» WHAT THE EXERCISE ASKS
Reproduce the records below in full and without edits, omitting images.

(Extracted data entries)
****************************************

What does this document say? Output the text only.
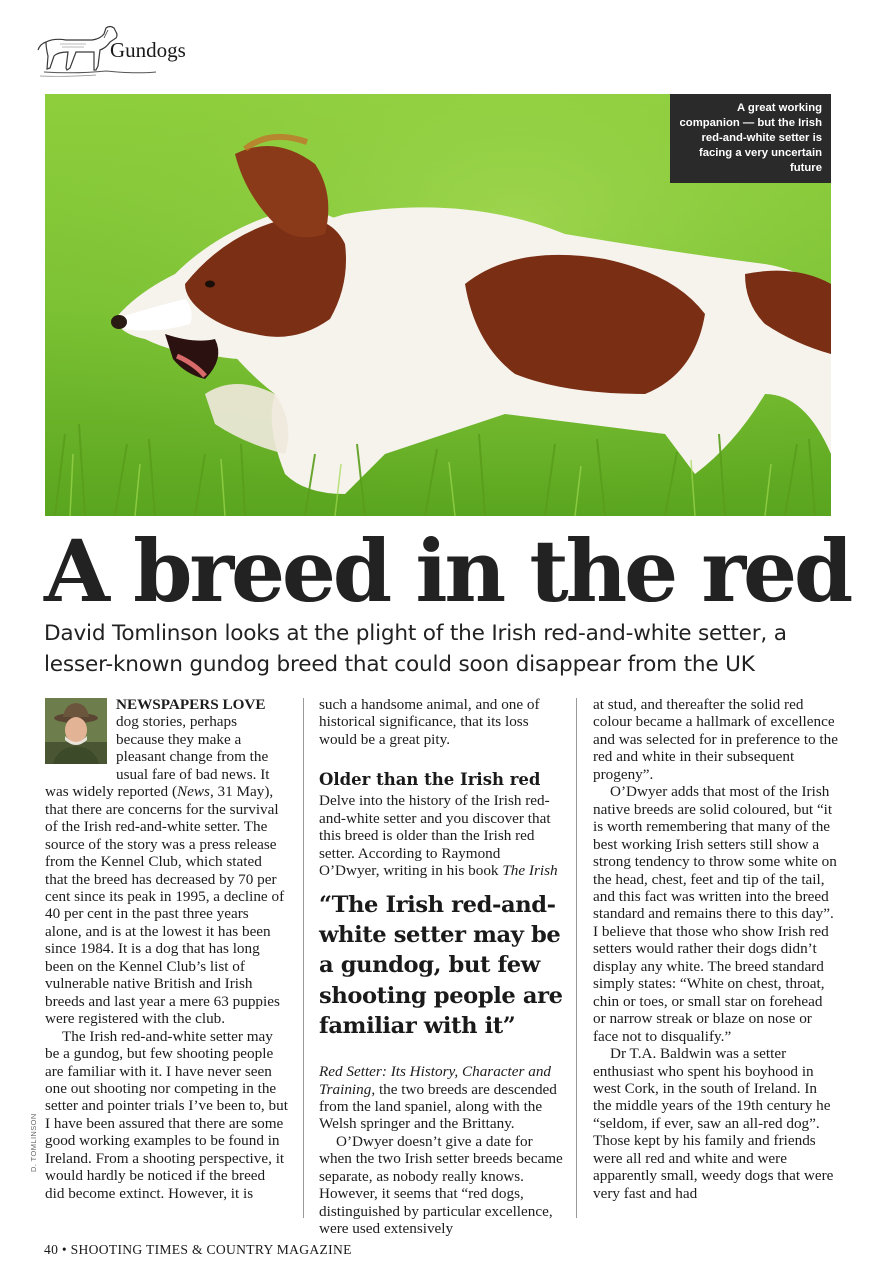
Gundogs
A great working companion — but the Irish red-and-white setter is facing a very uncertain future
A breed in the red

David Tomlinson looks at the plight of the Irish red-and-white setter, a lesser-known gundog breed that could soon disappear from the UK

NEWSPAPERS LOVE dog stories, perhaps because they make a pleasant change from the usual fare of bad news. It was widely reported (News, 31 May), that there are concerns for the survival of the Irish red-and-white setter. The source of the story was a press release from the Kennel Club, which stated that the breed has decreased by 70 per cent since its peak in 1995, a decline of 40 per cent in the past three years alone, and is at the lowest it has been since 1984. It is a dog that has long been on the Kennel Club’s list of vulnerable native British and Irish breeds and last year a mere 63 puppies were registered with the club.

The Irish red-and-white setter may be a gundog, but few shooting people are familiar with it. I have never seen one out shooting nor competing in the setter and pointer trials I’ve been to, but I have been assured that there are some good working examples to be found in Ireland. From a shooting perspective, it would hardly be noticed if the breed did become extinct. However, it is

such a handsome animal, and one of historical significance, that its loss would be a great pity.

Older than the Irish red

Delve into the history of the Irish red-and-white setter and you discover that this breed is older than the Irish red setter. According to Raymond O’Dwyer, writing in his book The Irish

“The Irish red-and-white setter may be a gundog, but few shooting people are familiar with it”

Red Setter: Its History, Character and Training, the two breeds are descended from the land spaniel, along with the Welsh springer and the Brittany.

O’Dwyer doesn’t give a date for when the two Irish setter breeds became separate, as nobody really knows. However, it seems that “red dogs, distinguished by particular excellence, were used extensively

at stud, and thereafter the solid red colour became a hallmark of excellence and was selected for in preference to the red and white in their subsequent progeny”.

O’Dwyer adds that most of the Irish native breeds are solid coloured, but “it is worth remembering that many of the best working Irish setters still show a strong tendency to throw some white on the head, chest, feet and tip of the tail, and this fact was written into the breed standard and remains there to this day”. I believe that those who show Irish red setters would rather their dogs didn’t display any white. The breed standard simply states: “White on chest, throat, chin or toes, or small star on forehead or narrow streak or blaze on nose or face not to disqualify.”

Dr T.A. Baldwin was a setter enthusiast who spent his boyhood in west Cork, in the south of Ireland. In the middle years of the 19th century he “seldom, if ever, saw an all-red dog”. Those kept by his family and friends were all red and white and were apparently small, weedy dogs that were very fast and had

D. TOMLINSON
40 • SHOOTING TIMES & COUNTRY MAGAZINE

****************************************

» SOLUTION TO THIS EXERCISE
What does this document say? Output the text only.
Gundogs
A great working companion — but the Irish red-and-white setter is facing a very uncertain future
A breed in the red

David Tomlinson looks at the plight of the Irish red-and-white setter, a lesser-known gundog breed that could soon disappear from the UK

NEWSPAPERS LOVE dog stories, perhaps because they make a pleasant change from the usual fare of bad news. It was widely reported (News, 31 May), that there are concerns for the survival of the Irish red-and-white setter. The source of the story was a press release from the Kennel Club, which stated that the breed has decreased by 70 per cent since its peak in 1995, a decline of 40 per cent in the past three years alone, and is at the lowest it has been since 1984. It is a dog that has long been on the Kennel Club’s list of vulnerable native British and Irish breeds and last year a mere 63 puppies were registered with the club.

The Irish red-and-white setter may be a gundog, but few shooting people are familiar with it. I have never seen one out shooting nor competing in the setter and pointer trials I’ve been to, but I have been assured that there are some good working examples to be found in Ireland. From a shooting perspective, it would hardly be noticed if the breed did become extinct. However, it is

such a handsome animal, and one of historical significance, that its loss would be a great pity.

Older than the Irish red

Delve into the history of the Irish red-and-white setter and you discover that this breed is older than the Irish red setter. According to Raymond O’Dwyer, writing in his book The Irish

“The Irish red-and-white setter may be a gundog, but few shooting people are familiar with it”

Red Setter: Its History, Character and Training, the two breeds are descended from the land spaniel, along with the Welsh springer and the Brittany.

O’Dwyer doesn’t give a date for when the two Irish setter breeds became separate, as nobody really knows. However, it seems that “red dogs, distinguished by particular excellence, were used extensively

at stud, and thereafter the solid red colour became a hallmark of excellence and was selected for in preference to the red and white in their subsequent progeny”.

O’Dwyer adds that most of the Irish native breeds are solid coloured, but “it is worth remembering that many of the best working Irish setters still show a strong tendency to throw some white on the head, chest, feet and tip of the tail, and this fact was written into the breed standard and remains there to this day”. I believe that those who show Irish red setters would rather their dogs didn’t display any white. The breed standard simply states: “White on chest, throat, chin or toes, or small star on forehead or narrow streak or blaze on nose or face not to disqualify.”

Dr T.A. Baldwin was a setter enthusiast who spent his boyhood in west Cork, in the south of Ireland. In the middle years of the 19th century he “seldom, if ever, saw an all-red dog”. Those kept by his family and friends were all red and white and were apparently small, weedy dogs that were very fast and had

D. TOMLINSON
40 • SHOOTING TIMES & COUNTRY MAGAZINE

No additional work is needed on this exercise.